REQUIRED WORK -
Read the lines that follow and pick out every one containing the word "Arun".

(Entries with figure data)

════════

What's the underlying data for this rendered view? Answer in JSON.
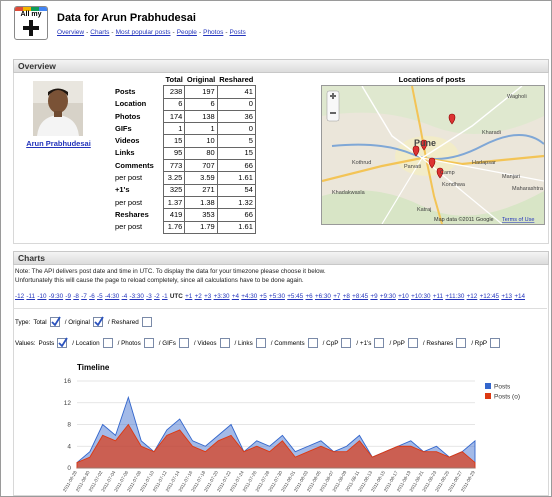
{
  "header": {
    "logo": "All my",
    "title": "Data for Arun Prabhudesai",
    "separator": "-",
    "nav": [
      "Overview",
      "Charts",
      "Most popular posts",
      "People",
      "Photos",
      "Posts"
    ]
  },
  "overview": {
    "title": "Overview",
    "profile_name": "Arun Prabhudesai",
    "table": {
      "columns": [
        "Total",
        "Original",
        "Reshared"
      ],
      "rows": [
        {
          "label": "Posts",
          "values": [
            238,
            197,
            41
          ]
        },
        {
          "label": "Location",
          "values": [
            6,
            6,
            0
          ]
        },
        {
          "label": "Photos",
          "values": [
            174,
            138,
            36
          ]
        },
        {
          "label": "GIFs",
          "values": [
            1,
            1,
            0
          ]
        },
        {
          "label": "Videos",
          "values": [
            15,
            10,
            5
          ]
        },
        {
          "label": "Links",
          "values": [
            95,
            80,
            15
          ]
        },
        {
          "label": "Comments",
          "values": [
            773,
            707,
            66
          ]
        },
        {
          "label": "per post",
          "values": [
            3.25,
            3.59,
            1.61
          ]
        },
        {
          "label": "+1's",
          "values": [
            325,
            271,
            54
          ]
        },
        {
          "label": "per post",
          "values": [
            1.37,
            1.38,
            1.32
          ]
        },
        {
          "label": "Reshares",
          "values": [
            419,
            353,
            66
          ]
        },
        {
          "label": "per post",
          "values": [
            1.76,
            1.79,
            1.61
          ]
        }
      ]
    },
    "map": {
      "title": "Locations of posts",
      "labels": [
        "Wagholi",
        "Pune",
        "Kharadi",
        "Hadapsar",
        "Camp",
        "Parvati",
        "Kothrud",
        "Kondhwa",
        "Katraj",
        "Manjari",
        "Khadakwasla",
        "Maharashtra"
      ],
      "attribution": "Map data ©2011 Google",
      "terms": "Terms of Use"
    }
  },
  "charts": {
    "title": "Charts",
    "note": [
      "Note: The API delivers post date and time in UTC. To display the data for your timezone please choose it below.",
      "Unfortunately this will cause the page to reload completely, since all calculations have to be done again."
    ],
    "timezones": [
      "-12",
      "-11",
      "-10",
      "-9:30",
      "-9",
      "-8",
      "-7",
      "-6",
      "-5",
      "-4:30",
      "-4",
      "-3:30",
      "-3",
      "-2",
      "-1",
      "UTC",
      "+1",
      "+2",
      "+3",
      "+3:30",
      "+4",
      "+4:30",
      "+5",
      "+5:30",
      "+5:45",
      "+6",
      "+6:30",
      "+7",
      "+8",
      "+8:45",
      "+9",
      "+9:30",
      "+10",
      "+10:30",
      "+11",
      "+11:30",
      "+12",
      "+12:45",
      "+13",
      "+14"
    ],
    "current_timezone": "UTC",
    "type": {
      "label": "Type:",
      "options": [
        {
          "label": "Total",
          "checked": true
        },
        {
          "label": "/ Original",
          "checked": true
        },
        {
          "label": "/ Reshared",
          "checked": false
        }
      ]
    },
    "values": {
      "label": "Values:",
      "options": [
        {
          "label": "Posts",
          "checked": true
        },
        {
          "label": "/ Location",
          "checked": false
        },
        {
          "label": "/ Photos",
          "checked": false
        },
        {
          "label": "/ GIFs",
          "checked": false
        },
        {
          "label": "/ Videos",
          "checked": false
        },
        {
          "label": "/ Links",
          "checked": false
        },
        {
          "label": "/ Comments",
          "checked": false
        },
        {
          "label": "/ CpP",
          "checked": false
        },
        {
          "label": "/ +1's",
          "checked": false
        },
        {
          "label": "/ PpP",
          "checked": false
        },
        {
          "label": "/ Reshares",
          "checked": false
        },
        {
          "label": "/ RpP",
          "checked": false
        }
      ]
    }
  },
  "chart_data": {
    "type": "area",
    "title": "Timeline",
    "categories": [
      "2011-06-28",
      "2011-06-30",
      "2011-07-02",
      "2011-07-04",
      "2011-07-06",
      "2011-07-08",
      "2011-07-10",
      "2011-07-12",
      "2011-07-14",
      "2011-07-16",
      "2011-07-18",
      "2011-07-20",
      "2011-07-22",
      "2011-07-24",
      "2011-07-26",
      "2011-07-28",
      "2011-07-30",
      "2011-08-01",
      "2011-08-03",
      "2011-08-05",
      "2011-08-07",
      "2011-08-09",
      "2011-08-11",
      "2011-08-13",
      "2011-08-15",
      "2011-08-17",
      "2011-08-19",
      "2011-08-21",
      "2011-08-23",
      "2011-08-25",
      "2011-08-27",
      "2011-08-29"
    ],
    "series": [
      {
        "name": "Posts",
        "color": "#3366cc",
        "values": [
          1,
          3,
          8,
          6,
          13,
          5,
          3,
          7,
          9,
          5,
          4,
          6,
          8,
          3,
          5,
          4,
          6,
          3,
          4,
          5,
          3,
          4,
          6,
          2,
          3,
          4,
          5,
          3,
          4,
          2,
          3,
          5
        ]
      },
      {
        "name": "Posts (o)",
        "color": "#dc3912",
        "values": [
          1,
          2,
          6,
          5,
          8,
          4,
          3,
          6,
          7,
          4,
          3,
          5,
          6,
          3,
          4,
          3,
          5,
          2,
          3,
          4,
          3,
          3,
          5,
          2,
          3,
          4,
          4,
          3,
          3,
          2,
          3,
          1
        ]
      }
    ],
    "ylim": [
      0,
      16
    ],
    "yticks": [
      0,
      4,
      8,
      12,
      16
    ],
    "grid": true,
    "legend": "right"
  }
}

════════

FINISHED ANSWER -
    "title": "Data for Arun Prabhudesai",
    "profile_name": "Arun Prabhudesai",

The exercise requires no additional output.